** Start THE INPUT **

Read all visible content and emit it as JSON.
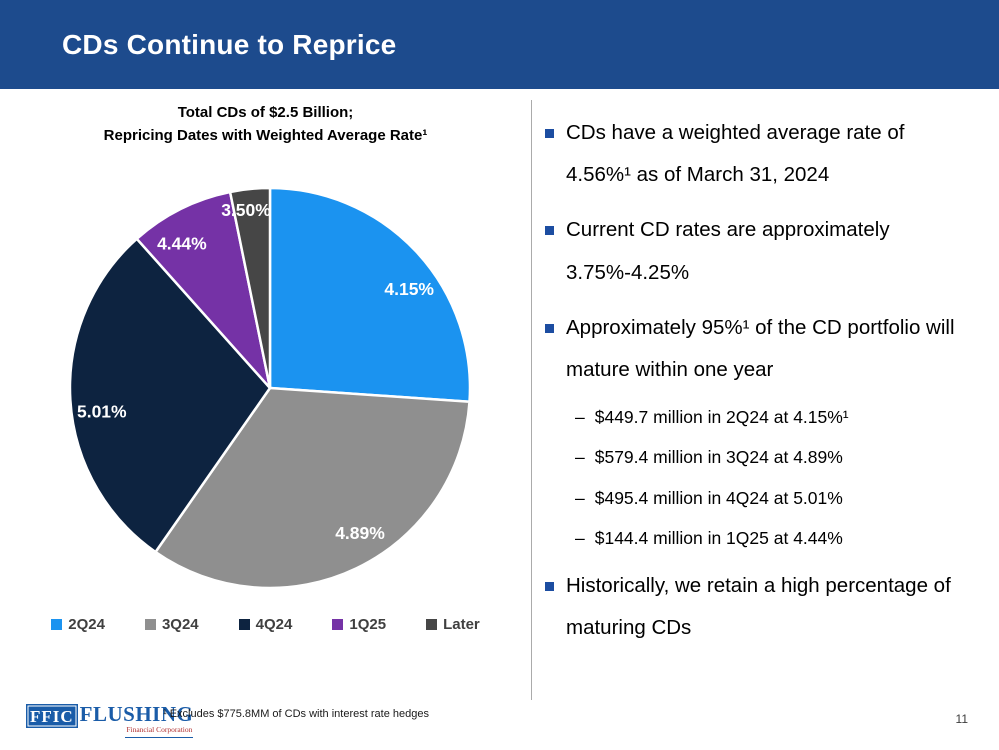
{
  "slide": {
    "title": "CDs Continue to Reprice",
    "page_number": "11",
    "footnote": "¹ Excludes $775.8MM of CDs with interest rate hedges"
  },
  "logo": {
    "abbr": "FFIC",
    "name": "FLUSHING",
    "subtitle": "Financial Corporation"
  },
  "chart_data": {
    "type": "pie",
    "title": [
      "Total CDs of $2.5 Billion;",
      "Repricing Dates with Weighted Average Rate¹"
    ],
    "categories": [
      "2Q24",
      "3Q24",
      "4Q24",
      "1Q25",
      "Later"
    ],
    "values_percent_share": [
      26.1,
      33.6,
      28.7,
      8.4,
      3.2
    ],
    "slice_labels": [
      "4.15%",
      "4.89%",
      "5.01%",
      "4.44%",
      "3.50%"
    ],
    "amounts_usd_millions": [
      449.7,
      579.4,
      495.4,
      144.4,
      null
    ],
    "colors": [
      "#1B93F0",
      "#8F8F8F",
      "#0D2340",
      "#7532A6",
      "#464646"
    ],
    "label_color": "#FFFFFF",
    "legend_position": "bottom",
    "start_angle_deg": 0,
    "clockwise": true,
    "label_radius_frac": [
      0.85,
      0.86,
      0.85,
      0.84,
      0.89
    ],
    "label_angle_offset_deg": [
      8,
      -6,
      -5,
      -5,
      -2
    ]
  },
  "bullets": {
    "marker_color": "#1C4DA1",
    "sub_marker": "–",
    "items": [
      {
        "text": "CDs have a weighted average rate of 4.56%¹ as of March 31, 2024",
        "subs": []
      },
      {
        "text": "Current CD rates are approximately 3.75%-4.25%",
        "subs": []
      },
      {
        "text": "Approximately 95%¹ of the CD portfolio will mature within one year",
        "subs": [
          "$449.7 million in 2Q24 at 4.15%¹",
          "$579.4 million in 3Q24 at 4.89%",
          "$495.4 million in 4Q24 at 5.01%",
          "$144.4 million in 1Q25 at 4.44%"
        ]
      },
      {
        "text": "Historically, we retain a high percentage of maturing CDs",
        "subs": []
      }
    ]
  },
  "colors": {
    "header_bg": "#1D4B8D",
    "divider": "#ABABAB",
    "legend_text": "#404040"
  }
}
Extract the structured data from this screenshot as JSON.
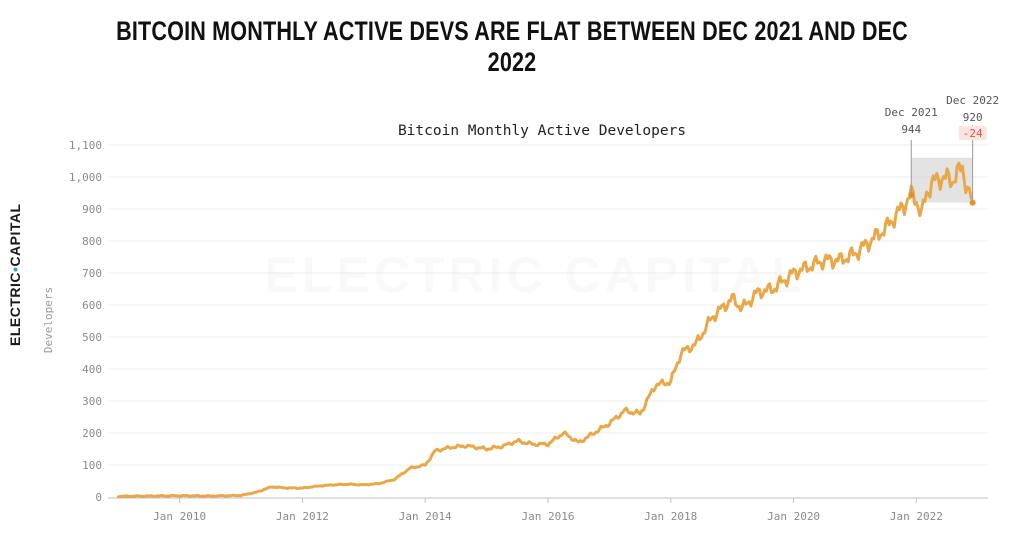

** End THE INPUT **

Check each line of the entries above for the word "JSON". List the ones that have it.

Read all visible content and emit it as JSON.
Extract the structured data from this screenshot as JSON.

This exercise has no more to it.